**Task material**
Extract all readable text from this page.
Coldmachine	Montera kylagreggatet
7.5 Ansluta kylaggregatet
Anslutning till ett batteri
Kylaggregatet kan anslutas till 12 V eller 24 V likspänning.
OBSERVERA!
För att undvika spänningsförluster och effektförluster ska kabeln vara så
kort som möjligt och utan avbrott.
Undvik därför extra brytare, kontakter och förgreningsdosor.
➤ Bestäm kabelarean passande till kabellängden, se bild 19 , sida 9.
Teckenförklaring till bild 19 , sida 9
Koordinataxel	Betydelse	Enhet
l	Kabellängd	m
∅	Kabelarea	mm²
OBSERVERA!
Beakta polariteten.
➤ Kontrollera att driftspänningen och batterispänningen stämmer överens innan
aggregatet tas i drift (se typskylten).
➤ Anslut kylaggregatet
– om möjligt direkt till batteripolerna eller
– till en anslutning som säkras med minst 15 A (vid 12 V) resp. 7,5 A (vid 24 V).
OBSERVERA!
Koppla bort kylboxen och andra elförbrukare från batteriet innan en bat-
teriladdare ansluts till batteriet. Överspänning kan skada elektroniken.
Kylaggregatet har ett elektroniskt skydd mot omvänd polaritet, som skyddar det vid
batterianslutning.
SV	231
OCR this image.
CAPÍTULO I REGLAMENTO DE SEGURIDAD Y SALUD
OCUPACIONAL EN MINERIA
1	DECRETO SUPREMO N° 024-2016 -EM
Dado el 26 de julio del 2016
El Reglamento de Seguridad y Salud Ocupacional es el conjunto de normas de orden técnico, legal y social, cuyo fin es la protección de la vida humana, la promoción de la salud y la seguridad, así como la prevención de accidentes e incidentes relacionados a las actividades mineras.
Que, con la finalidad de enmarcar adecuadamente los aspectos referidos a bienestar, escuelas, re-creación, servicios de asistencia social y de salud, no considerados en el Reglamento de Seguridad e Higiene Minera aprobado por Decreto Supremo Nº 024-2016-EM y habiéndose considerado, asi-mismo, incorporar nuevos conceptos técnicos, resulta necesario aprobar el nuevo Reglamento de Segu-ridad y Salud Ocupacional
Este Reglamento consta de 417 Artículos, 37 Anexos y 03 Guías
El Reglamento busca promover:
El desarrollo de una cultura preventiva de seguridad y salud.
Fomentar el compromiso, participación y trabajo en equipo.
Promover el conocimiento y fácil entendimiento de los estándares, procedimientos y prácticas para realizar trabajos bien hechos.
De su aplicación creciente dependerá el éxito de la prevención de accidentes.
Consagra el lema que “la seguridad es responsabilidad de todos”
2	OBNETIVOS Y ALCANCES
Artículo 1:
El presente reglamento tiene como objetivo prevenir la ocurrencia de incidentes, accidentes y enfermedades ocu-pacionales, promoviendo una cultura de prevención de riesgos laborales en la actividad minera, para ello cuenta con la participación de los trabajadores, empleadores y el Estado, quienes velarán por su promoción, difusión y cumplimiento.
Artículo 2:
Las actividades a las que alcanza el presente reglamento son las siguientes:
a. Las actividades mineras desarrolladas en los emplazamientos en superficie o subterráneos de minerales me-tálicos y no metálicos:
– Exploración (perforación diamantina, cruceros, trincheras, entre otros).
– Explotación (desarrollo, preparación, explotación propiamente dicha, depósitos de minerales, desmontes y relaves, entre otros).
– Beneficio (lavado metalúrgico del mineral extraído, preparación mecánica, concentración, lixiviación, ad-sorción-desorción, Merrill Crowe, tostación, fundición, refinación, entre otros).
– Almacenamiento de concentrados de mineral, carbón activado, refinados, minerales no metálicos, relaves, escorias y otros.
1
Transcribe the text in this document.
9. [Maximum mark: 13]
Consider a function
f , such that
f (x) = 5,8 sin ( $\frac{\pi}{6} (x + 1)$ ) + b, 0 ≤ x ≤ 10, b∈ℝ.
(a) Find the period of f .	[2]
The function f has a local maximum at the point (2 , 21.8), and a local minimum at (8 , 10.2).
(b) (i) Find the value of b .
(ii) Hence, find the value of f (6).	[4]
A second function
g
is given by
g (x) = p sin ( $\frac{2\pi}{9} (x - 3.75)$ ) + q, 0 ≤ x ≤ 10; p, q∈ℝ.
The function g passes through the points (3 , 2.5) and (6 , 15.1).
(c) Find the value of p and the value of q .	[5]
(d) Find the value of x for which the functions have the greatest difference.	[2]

**Description of the task**
Begin with the line that contains "Transcribe the text in this document." and set down each line exactly until the records above end, including the final line.

**Written solution**
Transcribe the text in this document.
9. [Maximum mark: 13]
Consider a function
f , such that
f (x) = 5,8 sin ( $\frac{\pi}{6} (x + 1)$ ) + b, 0 ≤ x ≤ 10, b∈ℝ.
(a) Find the period of f .	[2]
The function f has a local maximum at the point (2 , 21.8), and a local minimum at (8 , 10.2).
(b) (i) Find the value of b .
(ii) Hence, find the value of f (6).	[4]
A second function
g
is given by
g (x) = p sin ( $\frac{2\pi}{9} (x - 3.75)$ ) + q, 0 ≤ x ≤ 10; p, q∈ℝ.
The function g passes through the points (3 , 2.5) and (6 , 15.1).
(c) Find the value of p and the value of q .	[5]
(d) Find the value of x for which the functions have the greatest difference.	[2]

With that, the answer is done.